[Dataset entries]
*-*-*

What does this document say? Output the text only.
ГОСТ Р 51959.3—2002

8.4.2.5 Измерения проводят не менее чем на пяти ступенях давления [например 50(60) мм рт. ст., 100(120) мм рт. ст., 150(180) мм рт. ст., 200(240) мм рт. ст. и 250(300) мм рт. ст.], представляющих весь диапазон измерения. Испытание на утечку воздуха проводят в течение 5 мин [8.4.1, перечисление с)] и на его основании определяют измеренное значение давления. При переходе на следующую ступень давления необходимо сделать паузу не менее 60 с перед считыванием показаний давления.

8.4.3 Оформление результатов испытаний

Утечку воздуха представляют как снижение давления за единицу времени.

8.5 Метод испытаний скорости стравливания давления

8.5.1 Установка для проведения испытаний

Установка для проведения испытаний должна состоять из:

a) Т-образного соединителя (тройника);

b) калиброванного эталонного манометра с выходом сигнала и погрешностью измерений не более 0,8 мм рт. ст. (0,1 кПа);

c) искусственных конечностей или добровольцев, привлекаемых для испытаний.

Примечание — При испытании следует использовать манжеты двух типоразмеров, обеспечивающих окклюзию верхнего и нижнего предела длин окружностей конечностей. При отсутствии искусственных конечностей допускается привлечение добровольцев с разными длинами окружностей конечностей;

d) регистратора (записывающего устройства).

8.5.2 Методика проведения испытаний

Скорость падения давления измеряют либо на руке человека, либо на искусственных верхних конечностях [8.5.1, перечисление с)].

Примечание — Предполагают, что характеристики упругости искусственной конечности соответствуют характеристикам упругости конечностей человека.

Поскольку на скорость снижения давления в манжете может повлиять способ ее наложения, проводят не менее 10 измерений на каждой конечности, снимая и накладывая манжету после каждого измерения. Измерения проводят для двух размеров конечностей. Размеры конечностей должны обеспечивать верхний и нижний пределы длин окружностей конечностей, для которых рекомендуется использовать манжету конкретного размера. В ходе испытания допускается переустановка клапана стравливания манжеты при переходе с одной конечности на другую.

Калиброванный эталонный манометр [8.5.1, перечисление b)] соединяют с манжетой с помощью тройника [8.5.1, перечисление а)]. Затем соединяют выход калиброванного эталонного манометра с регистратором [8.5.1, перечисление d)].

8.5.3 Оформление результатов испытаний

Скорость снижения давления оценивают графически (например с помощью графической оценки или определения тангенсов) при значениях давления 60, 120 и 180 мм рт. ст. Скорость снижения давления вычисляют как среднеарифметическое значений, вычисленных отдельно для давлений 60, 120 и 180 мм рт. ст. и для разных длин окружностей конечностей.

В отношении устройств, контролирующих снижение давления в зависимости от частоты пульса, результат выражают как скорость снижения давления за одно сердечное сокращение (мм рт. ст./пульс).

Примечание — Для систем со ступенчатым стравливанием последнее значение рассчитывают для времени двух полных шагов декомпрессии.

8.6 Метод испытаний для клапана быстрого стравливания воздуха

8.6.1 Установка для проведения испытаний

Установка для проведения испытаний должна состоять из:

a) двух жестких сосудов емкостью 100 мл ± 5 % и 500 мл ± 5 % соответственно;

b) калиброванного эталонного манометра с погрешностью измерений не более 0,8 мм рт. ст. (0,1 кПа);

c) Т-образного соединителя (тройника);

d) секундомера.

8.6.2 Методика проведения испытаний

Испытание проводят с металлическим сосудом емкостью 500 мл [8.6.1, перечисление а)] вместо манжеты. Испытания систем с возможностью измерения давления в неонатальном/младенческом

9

*-*-*

__GOAL__: Isolate each line of the listing above that includes "более". Copy it.

__CORRECT ANSWER__:
b) калиброванного эталонного манометра с выходом сигнала и погрешностью измерений не более 0,8 мм рт. ст. (0,1 кПа);
b) калиброванного эталонного манометра с погрешностью измерений не более 0,8 мм рт. ст. (0,1 кПа);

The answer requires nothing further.